→ **Stated problem**: Make an exact copy of the entries below with the pictures removed.

Figure data in JSON:
########################################

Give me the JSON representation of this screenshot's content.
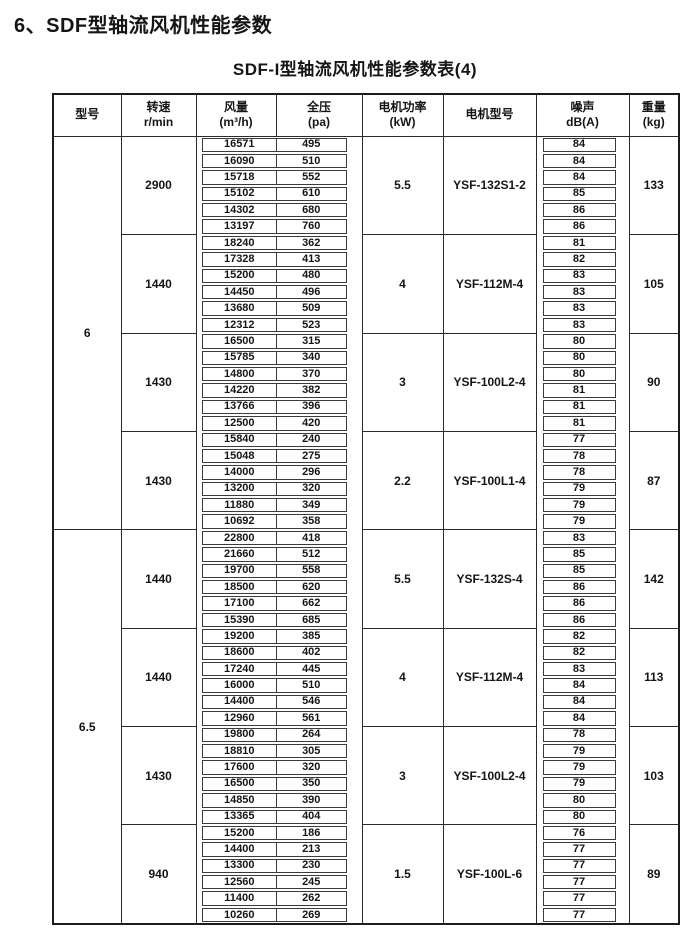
{
  "page": {
    "heading": "6、SDF型轴流风机性能参数",
    "subtitle": "SDF-I型轴流风机性能参数表(4)"
  },
  "colors": {
    "ink": "#151515",
    "border": "#2a2a2a",
    "background": "#ffffff"
  },
  "table": {
    "headers": [
      {
        "line1": "型号",
        "line2": ""
      },
      {
        "line1": "转速",
        "line2": "r/min"
      },
      {
        "line1": "风量",
        "line2": "(m³/h)"
      },
      {
        "line1": "全压",
        "line2": "(pa)"
      },
      {
        "line1": "电机功率",
        "line2": "(kW)"
      },
      {
        "line1": "电机型号",
        "line2": ""
      },
      {
        "line1": "噪声",
        "line2": "dB(A)"
      },
      {
        "line1": "重量",
        "line2": "(kg)"
      }
    ],
    "groups": [
      {
        "model": "6",
        "blocks": [
          {
            "speed": "2900",
            "power": "5.5",
            "motor": "YSF-132S1-2",
            "weight": "133",
            "rows": [
              [
                "16571",
                "495",
                "84"
              ],
              [
                "16090",
                "510",
                "84"
              ],
              [
                "15718",
                "552",
                "84"
              ],
              [
                "15102",
                "610",
                "85"
              ],
              [
                "14302",
                "680",
                "86"
              ],
              [
                "13197",
                "760",
                "86"
              ]
            ]
          },
          {
            "speed": "1440",
            "power": "4",
            "motor": "YSF-112M-4",
            "weight": "105",
            "rows": [
              [
                "18240",
                "362",
                "81"
              ],
              [
                "17328",
                "413",
                "82"
              ],
              [
                "15200",
                "480",
                "83"
              ],
              [
                "14450",
                "496",
                "83"
              ],
              [
                "13680",
                "509",
                "83"
              ],
              [
                "12312",
                "523",
                "83"
              ]
            ]
          },
          {
            "speed": "1430",
            "power": "3",
            "motor": "YSF-100L2-4",
            "weight": "90",
            "rows": [
              [
                "16500",
                "315",
                "80"
              ],
              [
                "15785",
                "340",
                "80"
              ],
              [
                "14800",
                "370",
                "80"
              ],
              [
                "14220",
                "382",
                "81"
              ],
              [
                "13766",
                "396",
                "81"
              ],
              [
                "12500",
                "420",
                "81"
              ]
            ]
          },
          {
            "speed": "1430",
            "power": "2.2",
            "motor": "YSF-100L1-4",
            "weight": "87",
            "rows": [
              [
                "15840",
                "240",
                "77"
              ],
              [
                "15048",
                "275",
                "78"
              ],
              [
                "14000",
                "296",
                "78"
              ],
              [
                "13200",
                "320",
                "79"
              ],
              [
                "11880",
                "349",
                "79"
              ],
              [
                "10692",
                "358",
                "79"
              ]
            ]
          }
        ]
      },
      {
        "model": "6.5",
        "blocks": [
          {
            "speed": "1440",
            "power": "5.5",
            "motor": "YSF-132S-4",
            "weight": "142",
            "rows": [
              [
                "22800",
                "418",
                "83"
              ],
              [
                "21660",
                "512",
                "85"
              ],
              [
                "19700",
                "558",
                "85"
              ],
              [
                "18500",
                "620",
                "86"
              ],
              [
                "17100",
                "662",
                "86"
              ],
              [
                "15390",
                "685",
                "86"
              ]
            ]
          },
          {
            "speed": "1440",
            "power": "4",
            "motor": "YSF-112M-4",
            "weight": "113",
            "rows": [
              [
                "19200",
                "385",
                "82"
              ],
              [
                "18600",
                "402",
                "82"
              ],
              [
                "17240",
                "445",
                "83"
              ],
              [
                "16000",
                "510",
                "84"
              ],
              [
                "14400",
                "546",
                "84"
              ],
              [
                "12960",
                "561",
                "84"
              ]
            ]
          },
          {
            "speed": "1430",
            "power": "3",
            "motor": "YSF-100L2-4",
            "weight": "103",
            "rows": [
              [
                "19800",
                "264",
                "78"
              ],
              [
                "18810",
                "305",
                "79"
              ],
              [
                "17600",
                "320",
                "79"
              ],
              [
                "16500",
                "350",
                "79"
              ],
              [
                "14850",
                "390",
                "80"
              ],
              [
                "13365",
                "404",
                "80"
              ]
            ]
          },
          {
            "speed": "940",
            "power": "1.5",
            "motor": "YSF-100L-6",
            "weight": "89",
            "rows": [
              [
                "15200",
                "186",
                "76"
              ],
              [
                "14400",
                "213",
                "77"
              ],
              [
                "13300",
                "230",
                "77"
              ],
              [
                "12560",
                "245",
                "77"
              ],
              [
                "11400",
                "262",
                "77"
              ],
              [
                "10260",
                "269",
                "77"
              ]
            ]
          }
        ]
      }
    ]
  }
}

########################################

→ **Written response**:
Give me the JSON representation of this screenshot's content.
{
  "page": {
    "heading": "6、SDF型轴流风机性能参数",
    "subtitle": "SDF-I型轴流风机性能参数表(4)"
  },
  "colors": {
    "ink": "#151515",
    "border": "#2a2a2a",
    "background": "#ffffff"
  },
  "table": {
    "headers": [
      {
        "line1": "型号",
        "line2": ""
      },
      {
        "line1": "转速",
        "line2": "r/min"
      },
      {
        "line1": "风量",
        "line2": "(m³/h)"
      },
      {
        "line1": "全压",
        "line2": "(pa)"
      },
      {
        "line1": "电机功率",
        "line2": "(kW)"
      },
      {
        "line1": "电机型号",
        "line2": ""
      },
      {
        "line1": "噪声",
        "line2": "dB(A)"
      },
      {
        "line1": "重量",
        "line2": "(kg)"
      }
    ],
    "groups": [
      {
        "model": "6",
        "blocks": [
          {
            "speed": "2900",
            "power": "5.5",
            "motor": "YSF-132S1-2",
            "weight": "133",
            "rows": [
              [
                "16571",
                "495",
                "84"
              ],
              [
                "16090",
                "510",
                "84"
              ],
              [
                "15718",
                "552",
                "84"
              ],
              [
                "15102",
                "610",
                "85"
              ],
              [
                "14302",
                "680",
                "86"
              ],
              [
                "13197",
                "760",
                "86"
              ]
            ]
          },
          {
            "speed": "1440",
            "power": "4",
            "motor": "YSF-112M-4",
            "weight": "105",
            "rows": [
              [
                "18240",
                "362",
                "81"
              ],
              [
                "17328",
                "413",
                "82"
              ],
              [
                "15200",
                "480",
                "83"
              ],
              [
                "14450",
                "496",
                "83"
              ],
              [
                "13680",
                "509",
                "83"
              ],
              [
                "12312",
                "523",
                "83"
              ]
            ]
          },
          {
            "speed": "1430",
            "power": "3",
            "motor": "YSF-100L2-4",
            "weight": "90",
            "rows": [
              [
                "16500",
                "315",
                "80"
              ],
              [
                "15785",
                "340",
                "80"
              ],
              [
                "14800",
                "370",
                "80"
              ],
              [
                "14220",
                "382",
                "81"
              ],
              [
                "13766",
                "396",
                "81"
              ],
              [
                "12500",
                "420",
                "81"
              ]
            ]
          },
          {
            "speed": "1430",
            "power": "2.2",
            "motor": "YSF-100L1-4",
            "weight": "87",
            "rows": [
              [
                "15840",
                "240",
                "77"
              ],
              [
                "15048",
                "275",
                "78"
              ],
              [
                "14000",
                "296",
                "78"
              ],
              [
                "13200",
                "320",
                "79"
              ],
              [
                "11880",
                "349",
                "79"
              ],
              [
                "10692",
                "358",
                "79"
              ]
            ]
          }
        ]
      },
      {
        "model": "6.5",
        "blocks": [
          {
            "speed": "1440",
            "power": "5.5",
            "motor": "YSF-132S-4",
            "weight": "142",
            "rows": [
              [
                "22800",
                "418",
                "83"
              ],
              [
                "21660",
                "512",
                "85"
              ],
              [
                "19700",
                "558",
                "85"
              ],
              [
                "18500",
                "620",
                "86"
              ],
              [
                "17100",
                "662",
                "86"
              ],
              [
                "15390",
                "685",
                "86"
              ]
            ]
          },
          {
            "speed": "1440",
            "power": "4",
            "motor": "YSF-112M-4",
            "weight": "113",
            "rows": [
              [
                "19200",
                "385",
                "82"
              ],
              [
                "18600",
                "402",
                "82"
              ],
              [
                "17240",
                "445",
                "83"
              ],
              [
                "16000",
                "510",
                "84"
              ],
              [
                "14400",
                "546",
                "84"
              ],
              [
                "12960",
                "561",
                "84"
              ]
            ]
          },
          {
            "speed": "1430",
            "power": "3",
            "motor": "YSF-100L2-4",
            "weight": "103",
            "rows": [
              [
                "19800",
                "264",
                "78"
              ],
              [
                "18810",
                "305",
                "79"
              ],
              [
                "17600",
                "320",
                "79"
              ],
              [
                "16500",
                "350",
                "79"
              ],
              [
                "14850",
                "390",
                "80"
              ],
              [
                "13365",
                "404",
                "80"
              ]
            ]
          },
          {
            "speed": "940",
            "power": "1.5",
            "motor": "YSF-100L-6",
            "weight": "89",
            "rows": [
              [
                "15200",
                "186",
                "76"
              ],
              [
                "14400",
                "213",
                "77"
              ],
              [
                "13300",
                "230",
                "77"
              ],
              [
                "12560",
                "245",
                "77"
              ],
              [
                "11400",
                "262",
                "77"
              ],
              [
                "10260",
                "269",
                "77"
              ]
            ]
          }
        ]
      }
    ]
  }
}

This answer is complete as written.